:: AIM ::
Repeat, without any change, the entries presented below.

begin

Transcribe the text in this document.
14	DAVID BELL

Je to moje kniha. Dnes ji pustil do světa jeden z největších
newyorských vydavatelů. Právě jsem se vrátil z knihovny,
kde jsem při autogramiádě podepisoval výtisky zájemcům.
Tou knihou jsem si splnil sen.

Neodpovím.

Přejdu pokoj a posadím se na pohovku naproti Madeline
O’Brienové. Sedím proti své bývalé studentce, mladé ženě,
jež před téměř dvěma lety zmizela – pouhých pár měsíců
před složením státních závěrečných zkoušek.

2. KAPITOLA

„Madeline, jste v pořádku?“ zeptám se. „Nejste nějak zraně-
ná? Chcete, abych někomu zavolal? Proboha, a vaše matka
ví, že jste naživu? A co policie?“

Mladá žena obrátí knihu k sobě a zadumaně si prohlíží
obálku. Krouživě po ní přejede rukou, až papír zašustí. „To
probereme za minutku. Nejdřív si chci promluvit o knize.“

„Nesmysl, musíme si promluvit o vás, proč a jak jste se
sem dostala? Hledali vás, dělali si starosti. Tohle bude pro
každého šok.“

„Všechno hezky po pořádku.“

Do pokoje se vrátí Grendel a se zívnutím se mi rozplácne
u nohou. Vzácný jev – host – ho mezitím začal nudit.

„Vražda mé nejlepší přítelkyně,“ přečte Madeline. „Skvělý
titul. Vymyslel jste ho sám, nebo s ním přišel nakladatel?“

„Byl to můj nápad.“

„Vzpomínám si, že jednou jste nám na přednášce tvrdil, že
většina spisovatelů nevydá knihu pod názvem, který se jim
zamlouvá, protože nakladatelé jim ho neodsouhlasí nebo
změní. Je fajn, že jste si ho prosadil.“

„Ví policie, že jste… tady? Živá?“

end

:: COMPLETED TASK ::
Transcribe the text in this document.
14	DAVID BELL

Je to moje kniha. Dnes ji pustil do světa jeden z největších
newyorských vydavatelů. Právě jsem se vrátil z knihovny,
kde jsem při autogramiádě podepisoval výtisky zájemcům.
Tou knihou jsem si splnil sen.

Neodpovím.

Přejdu pokoj a posadím se na pohovku naproti Madeline
O’Brienové. Sedím proti své bývalé studentce, mladé ženě,
jež před téměř dvěma lety zmizela – pouhých pár měsíců
před složením státních závěrečných zkoušek.

2. KAPITOLA

„Madeline, jste v pořádku?“ zeptám se. „Nejste nějak zraně-
ná? Chcete, abych někomu zavolal? Proboha, a vaše matka
ví, že jste naživu? A co policie?“

Mladá žena obrátí knihu k sobě a zadumaně si prohlíží
obálku. Krouživě po ní přejede rukou, až papír zašustí. „To
probereme za minutku. Nejdřív si chci promluvit o knize.“

„Nesmysl, musíme si promluvit o vás, proč a jak jste se
sem dostala? Hledali vás, dělali si starosti. Tohle bude pro
každého šok.“

„Všechno hezky po pořádku.“

Do pokoje se vrátí Grendel a se zívnutím se mi rozplácne
u nohou. Vzácný jev – host – ho mezitím začal nudit.

„Vražda mé nejlepší přítelkyně,“ přečte Madeline. „Skvělý
titul. Vymyslel jste ho sám, nebo s ním přišel nakladatel?“

„Byl to můj nápad.“

„Vzpomínám si, že jednou jste nám na přednášce tvrdil, že
většina spisovatelů nevydá knihu pod názvem, který se jim
zamlouvá, protože nakladatelé jim ho neodsouhlasí nebo
změní. Je fajn, že jste si ho prosadil.“

„Ví policie, že jste… tady? Živá?“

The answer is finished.